[start of Data to process]

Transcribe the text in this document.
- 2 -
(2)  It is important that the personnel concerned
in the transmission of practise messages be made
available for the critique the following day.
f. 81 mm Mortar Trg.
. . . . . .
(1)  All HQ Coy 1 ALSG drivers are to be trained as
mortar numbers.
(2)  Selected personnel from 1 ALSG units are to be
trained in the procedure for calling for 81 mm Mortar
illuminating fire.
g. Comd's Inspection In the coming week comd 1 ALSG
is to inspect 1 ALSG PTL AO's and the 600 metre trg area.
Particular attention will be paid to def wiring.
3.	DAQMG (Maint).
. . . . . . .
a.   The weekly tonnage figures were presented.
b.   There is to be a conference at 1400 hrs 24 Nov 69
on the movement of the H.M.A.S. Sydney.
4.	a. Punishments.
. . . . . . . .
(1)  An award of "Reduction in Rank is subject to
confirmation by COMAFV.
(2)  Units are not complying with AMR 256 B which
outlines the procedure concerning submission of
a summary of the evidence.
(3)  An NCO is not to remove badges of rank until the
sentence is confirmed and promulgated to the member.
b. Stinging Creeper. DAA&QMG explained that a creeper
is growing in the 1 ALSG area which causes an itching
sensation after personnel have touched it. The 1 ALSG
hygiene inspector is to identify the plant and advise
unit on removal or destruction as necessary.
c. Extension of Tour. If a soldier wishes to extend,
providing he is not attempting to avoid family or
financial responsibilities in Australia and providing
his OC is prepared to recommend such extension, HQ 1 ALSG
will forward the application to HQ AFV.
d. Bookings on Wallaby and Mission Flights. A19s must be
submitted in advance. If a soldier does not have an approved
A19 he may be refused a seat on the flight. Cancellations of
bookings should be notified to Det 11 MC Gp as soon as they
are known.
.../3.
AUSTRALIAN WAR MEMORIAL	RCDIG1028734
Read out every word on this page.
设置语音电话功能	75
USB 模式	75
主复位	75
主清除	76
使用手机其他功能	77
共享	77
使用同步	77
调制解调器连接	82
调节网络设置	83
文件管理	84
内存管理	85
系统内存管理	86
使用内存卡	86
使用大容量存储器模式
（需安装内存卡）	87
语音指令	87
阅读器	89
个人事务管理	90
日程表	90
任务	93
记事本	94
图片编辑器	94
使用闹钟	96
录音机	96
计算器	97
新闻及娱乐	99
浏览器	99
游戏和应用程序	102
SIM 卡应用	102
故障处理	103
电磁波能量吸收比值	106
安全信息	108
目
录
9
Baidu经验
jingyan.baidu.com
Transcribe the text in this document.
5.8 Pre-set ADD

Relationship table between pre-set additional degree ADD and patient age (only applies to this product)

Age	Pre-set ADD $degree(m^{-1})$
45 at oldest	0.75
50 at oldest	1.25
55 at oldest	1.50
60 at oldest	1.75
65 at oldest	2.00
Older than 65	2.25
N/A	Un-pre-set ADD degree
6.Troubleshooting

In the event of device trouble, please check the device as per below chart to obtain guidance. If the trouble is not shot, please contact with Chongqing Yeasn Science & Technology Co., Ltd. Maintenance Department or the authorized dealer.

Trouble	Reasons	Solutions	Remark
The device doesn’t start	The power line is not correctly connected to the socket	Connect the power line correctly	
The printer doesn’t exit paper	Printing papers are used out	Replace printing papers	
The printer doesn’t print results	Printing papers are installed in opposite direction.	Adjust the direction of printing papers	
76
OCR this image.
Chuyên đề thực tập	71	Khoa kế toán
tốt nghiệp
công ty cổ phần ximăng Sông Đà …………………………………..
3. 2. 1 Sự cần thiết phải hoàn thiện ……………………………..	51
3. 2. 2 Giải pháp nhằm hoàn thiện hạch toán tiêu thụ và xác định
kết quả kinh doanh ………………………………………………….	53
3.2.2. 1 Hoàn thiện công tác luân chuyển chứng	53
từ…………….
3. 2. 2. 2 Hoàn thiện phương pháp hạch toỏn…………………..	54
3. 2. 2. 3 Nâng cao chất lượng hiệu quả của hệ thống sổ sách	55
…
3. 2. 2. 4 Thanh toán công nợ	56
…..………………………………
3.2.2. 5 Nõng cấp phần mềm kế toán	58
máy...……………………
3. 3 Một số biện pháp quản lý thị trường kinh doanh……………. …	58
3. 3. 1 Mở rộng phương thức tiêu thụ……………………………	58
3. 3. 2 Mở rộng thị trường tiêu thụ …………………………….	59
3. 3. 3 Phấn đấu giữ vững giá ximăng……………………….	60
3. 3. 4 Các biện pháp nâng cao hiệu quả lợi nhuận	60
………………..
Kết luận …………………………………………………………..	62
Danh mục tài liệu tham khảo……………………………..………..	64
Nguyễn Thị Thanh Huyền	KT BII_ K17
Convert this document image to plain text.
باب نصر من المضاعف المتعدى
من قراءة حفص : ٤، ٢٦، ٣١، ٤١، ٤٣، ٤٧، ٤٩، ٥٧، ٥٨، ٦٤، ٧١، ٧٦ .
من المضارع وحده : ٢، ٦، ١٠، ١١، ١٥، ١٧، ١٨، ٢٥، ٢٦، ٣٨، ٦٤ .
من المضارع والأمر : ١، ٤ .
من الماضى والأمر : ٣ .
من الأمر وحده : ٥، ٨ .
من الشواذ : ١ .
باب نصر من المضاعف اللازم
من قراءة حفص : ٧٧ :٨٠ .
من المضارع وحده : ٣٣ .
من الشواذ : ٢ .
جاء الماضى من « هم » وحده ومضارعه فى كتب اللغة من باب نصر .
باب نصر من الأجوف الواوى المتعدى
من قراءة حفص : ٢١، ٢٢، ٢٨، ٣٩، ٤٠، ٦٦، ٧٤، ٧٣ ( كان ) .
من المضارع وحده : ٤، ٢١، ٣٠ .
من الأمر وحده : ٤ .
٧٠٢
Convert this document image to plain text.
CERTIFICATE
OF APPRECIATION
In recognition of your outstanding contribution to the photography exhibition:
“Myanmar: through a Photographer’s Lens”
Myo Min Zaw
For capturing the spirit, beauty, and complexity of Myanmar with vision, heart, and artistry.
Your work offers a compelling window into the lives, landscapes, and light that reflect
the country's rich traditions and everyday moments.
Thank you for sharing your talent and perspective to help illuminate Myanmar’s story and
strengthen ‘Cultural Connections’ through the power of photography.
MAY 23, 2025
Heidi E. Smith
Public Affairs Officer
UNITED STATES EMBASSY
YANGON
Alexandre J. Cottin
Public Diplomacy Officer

[end of Data to process]

Given problem –
Everything in the listing above should be restated exactly.

Response –
Transcribe the text in this document.
- 2 -
(2)  It is important that the personnel concerned
in the transmission of practise messages be made
available for the critique the following day.
f. 81 mm Mortar Trg.
. . . . . .
(1)  All HQ Coy 1 ALSG drivers are to be trained as
mortar numbers.
(2)  Selected personnel from 1 ALSG units are to be
trained in the procedure for calling for 81 mm Mortar
illuminating fire.
g. Comd's Inspection In the coming week comd 1 ALSG
is to inspect 1 ALSG PTL AO's and the 600 metre trg area.
Particular attention will be paid to def wiring.
3.	DAQMG (Maint).
. . . . . . .
a.   The weekly tonnage figures were presented.
b.   There is to be a conference at 1400 hrs 24 Nov 69
on the movement of the H.M.A.S. Sydney.
4.	a. Punishments.
. . . . . . . .
(1)  An award of "Reduction in Rank is subject to
confirmation by COMAFV.
(2)  Units are not complying with AMR 256 B which
outlines the procedure concerning submission of
a summary of the evidence.
(3)  An NCO is not to remove badges of rank until the
sentence is confirmed and promulgated to the member.
b. Stinging Creeper. DAA&QMG explained that a creeper
is growing in the 1 ALSG area which causes an itching
sensation after personnel have touched it. The 1 ALSG
hygiene inspector is to identify the plant and advise
unit on removal or destruction as necessary.
c. Extension of Tour. If a soldier wishes to extend,
providing he is not attempting to avoid family or
financial responsibilities in Australia and providing
his OC is prepared to recommend such extension, HQ 1 ALSG
will forward the application to HQ AFV.
d. Bookings on Wallaby and Mission Flights. A19s must be
submitted in advance. If a soldier does not have an approved
A19 he may be refused a seat on the flight. Cancellations of
bookings should be notified to Det 11 MC Gp as soon as they
are known.
.../3.
AUSTRALIAN WAR MEMORIAL	RCDIG1028734
Read out every word on this page.
设置语音电话功能	75
USB 模式	75
主复位	75
主清除	76
使用手机其他功能	77
共享	77
使用同步	77
调制解调器连接	82
调节网络设置	83
文件管理	84
内存管理	85
系统内存管理	86
使用内存卡	86
使用大容量存储器模式
（需安装内存卡）	87
语音指令	87
阅读器	89
个人事务管理	90
日程表	90
任务	93
记事本	94
图片编辑器	94
使用闹钟	96
录音机	96
计算器	97
新闻及娱乐	99
浏览器	99
游戏和应用程序	102
SIM 卡应用	102
故障处理	103
电磁波能量吸收比值	106
安全信息	108
目
录
9
Baidu经验
jingyan.baidu.com
Transcribe the text in this document.
5.8 Pre-set ADD

Relationship table between pre-set additional degree ADD and patient age (only applies to this product)

Age	Pre-set ADD $degree(m^{-1})$
45 at oldest	0.75
50 at oldest	1.25
55 at oldest	1.50
60 at oldest	1.75
65 at oldest	2.00
Older than 65	2.25
N/A	Un-pre-set ADD degree
6.Troubleshooting

In the event of device trouble, please check the device as per below chart to obtain guidance. If the trouble is not shot, please contact with Chongqing Yeasn Science & Technology Co., Ltd. Maintenance Department or the authorized dealer.

Trouble	Reasons	Solutions	Remark
The device doesn’t start	The power line is not correctly connected to the socket	Connect the power line correctly	
The printer doesn’t exit paper	Printing papers are used out	Replace printing papers	
The printer doesn’t print results	Printing papers are installed in opposite direction.	Adjust the direction of printing papers	
76
OCR this image.
Chuyên đề thực tập	71	Khoa kế toán
tốt nghiệp
công ty cổ phần ximăng Sông Đà …………………………………..
3. 2. 1 Sự cần thiết phải hoàn thiện ……………………………..	51
3. 2. 2 Giải pháp nhằm hoàn thiện hạch toán tiêu thụ và xác định
kết quả kinh doanh ………………………………………………….	53
3.2.2. 1 Hoàn thiện công tác luân chuyển chứng	53
từ…………….
3. 2. 2. 2 Hoàn thiện phương pháp hạch toỏn…………………..	54
3. 2. 2. 3 Nâng cao chất lượng hiệu quả của hệ thống sổ sách	55
…
3. 2. 2. 4 Thanh toán công nợ	56
…..………………………………
3.2.2. 5 Nõng cấp phần mềm kế toán	58
máy...……………………
3. 3 Một số biện pháp quản lý thị trường kinh doanh……………. …	58
3. 3. 1 Mở rộng phương thức tiêu thụ……………………………	58
3. 3. 2 Mở rộng thị trường tiêu thụ …………………………….	59
3. 3. 3 Phấn đấu giữ vững giá ximăng……………………….	60
3. 3. 4 Các biện pháp nâng cao hiệu quả lợi nhuận	60
………………..
Kết luận …………………………………………………………..	62
Danh mục tài liệu tham khảo……………………………..………..	64
Nguyễn Thị Thanh Huyền	KT BII_ K17
Convert this document image to plain text.
باب نصر من المضاعف المتعدى
من قراءة حفص : ٤، ٢٦، ٣١، ٤١، ٤٣، ٤٧، ٤٩، ٥٧، ٥٨، ٦٤، ٧١، ٧٦ .
من المضارع وحده : ٢، ٦، ١٠، ١١، ١٥، ١٧، ١٨، ٢٥، ٢٦، ٣٨، ٦٤ .
من المضارع والأمر : ١، ٤ .
من الماضى والأمر : ٣ .
من الأمر وحده : ٥، ٨ .
من الشواذ : ١ .
باب نصر من المضاعف اللازم
من قراءة حفص : ٧٧ :٨٠ .
من المضارع وحده : ٣٣ .
من الشواذ : ٢ .
جاء الماضى من « هم » وحده ومضارعه فى كتب اللغة من باب نصر .
باب نصر من الأجوف الواوى المتعدى
من قراءة حفص : ٢١، ٢٢، ٢٨، ٣٩، ٤٠، ٦٦، ٧٤، ٧٣ ( كان ) .
من المضارع وحده : ٤، ٢١، ٣٠ .
من الأمر وحده : ٤ .
٧٠٢
Convert this document image to plain text.
CERTIFICATE
OF APPRECIATION
In recognition of your outstanding contribution to the photography exhibition:
“Myanmar: through a Photographer’s Lens”
Myo Min Zaw
For capturing the spirit, beauty, and complexity of Myanmar with vision, heart, and artistry.
Your work offers a compelling window into the lives, landscapes, and light that reflect
the country's rich traditions and everyday moments.
Thank you for sharing your talent and perspective to help illuminate Myanmar’s story and
strengthen ‘Cultural Connections’ through the power of photography.
MAY 23, 2025
Heidi E. Smith
Public Affairs Officer
UNITED STATES EMBASSY
YANGON
Alexandre J. Cottin
Public Diplomacy Officer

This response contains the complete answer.